• [TASK REQUIREMENTS] Would you repeat the listing exactly but omit every picture?

— begin SUPPLIED DATA —

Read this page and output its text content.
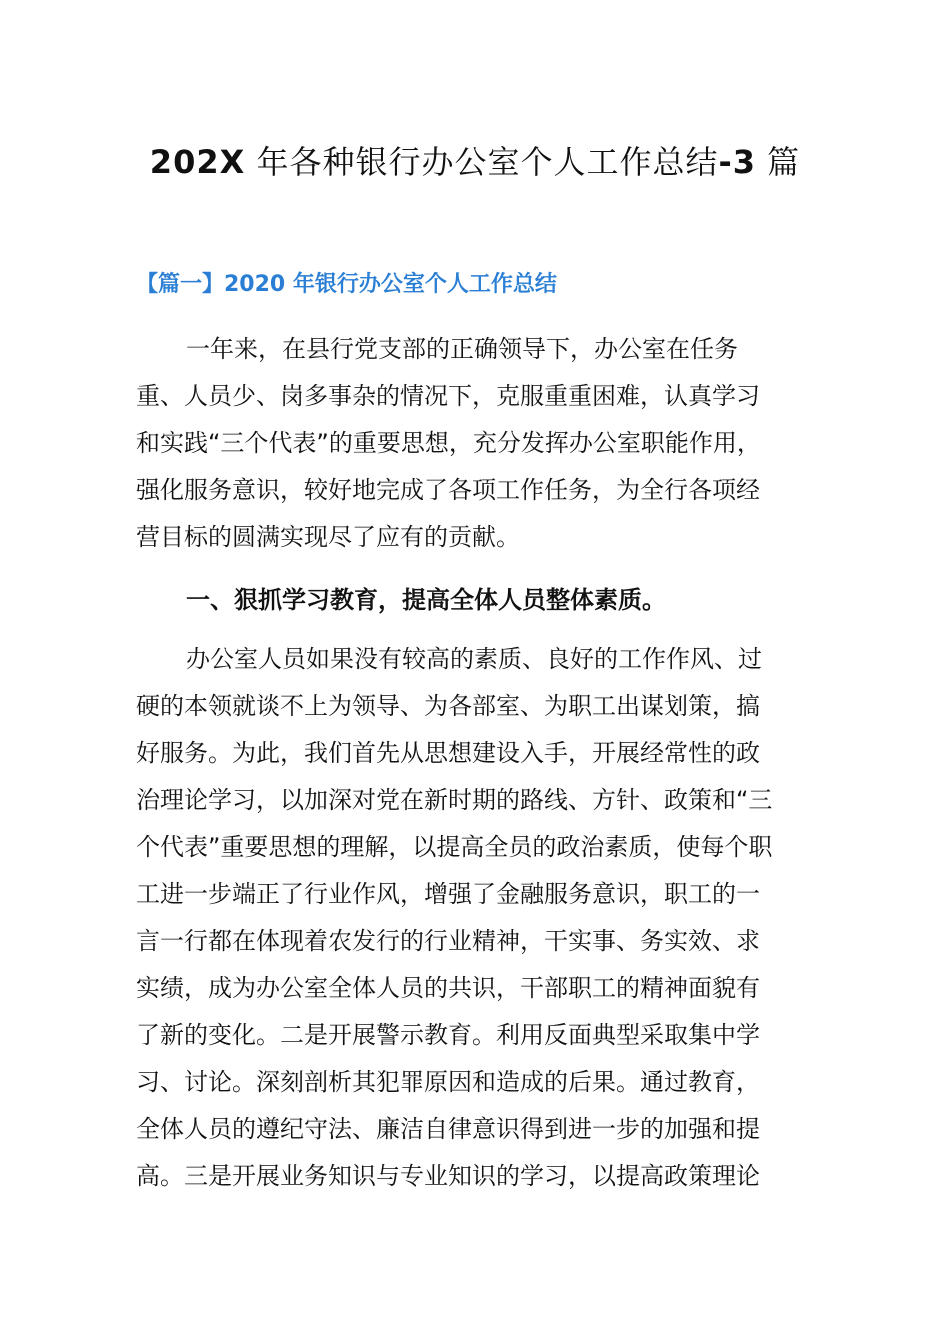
202X 年各种银行办公室个人工作总结-3 篇
【篇一】2020 年银行办公室个人工作总结
一年来，在县行党支部的正确领导下，办公室在任务
重、人员少、岗多事杂的情况下，克服重重困难，认真学习
和实践“三个代表”的重要思想，充分发挥办公室职能作用，
强化服务意识，较好地完成了各项工作任务，为全行各项经
营目标的圆满实现尽了应有的贡献。
一、狠抓学习教育，提高全体人员整体素质。
办公室人员如果没有较高的素质、良好的工作作风、过
硬的本领就谈不上为领导、为各部室、为职工出谋划策，搞
好服务。为此，我们首先从思想建设入手，开展经常性的政
治理论学习，以加深对党在新时期的路线、方针、政策和“三
个代表”重要思想的理解，以提高全员的政治素质，使每个职
工进一步端正了行业作风，增强了金融服务意识，职工的一
言一行都在体现着农发行的行业精神，干实事、务实效、求
实绩，成为办公室全体人员的共识，干部职工的精神面貌有
了新的变化。二是开展警示教育。利用反面典型采取集中学
习、讨论。深刻剖析其犯罪原因和造成的后果。通过教育，
全体人员的遵纪守法、廉洁自律意识得到进一步的加强和提
高。三是开展业务知识与专业知识的学习，以提高政策理论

— end SUPPLIED DATA —

• [EXERCISE RESULT]
Read this page and output its text content.
202X 年各种银行办公室个人工作总结-3 篇
【篇一】2020 年银行办公室个人工作总结
一年来，在县行党支部的正确领导下，办公室在任务
重、人员少、岗多事杂的情况下，克服重重困难，认真学习
和实践“三个代表”的重要思想，充分发挥办公室职能作用，
强化服务意识，较好地完成了各项工作任务，为全行各项经
营目标的圆满实现尽了应有的贡献。
一、狠抓学习教育，提高全体人员整体素质。
办公室人员如果没有较高的素质、良好的工作作风、过
硬的本领就谈不上为领导、为各部室、为职工出谋划策，搞
好服务。为此，我们首先从思想建设入手，开展经常性的政
治理论学习，以加深对党在新时期的路线、方针、政策和“三
个代表”重要思想的理解，以提高全员的政治素质，使每个职
工进一步端正了行业作风，增强了金融服务意识，职工的一
言一行都在体现着农发行的行业精神，干实事、务实效、求
实绩，成为办公室全体人员的共识，干部职工的精神面貌有
了新的变化。二是开展警示教育。利用反面典型采取集中学
习、讨论。深刻剖析其犯罪原因和造成的后果。通过教育，
全体人员的遵纪守法、廉洁自律意识得到进一步的加强和提
高。三是开展业务知识与专业知识的学习，以提高政策理论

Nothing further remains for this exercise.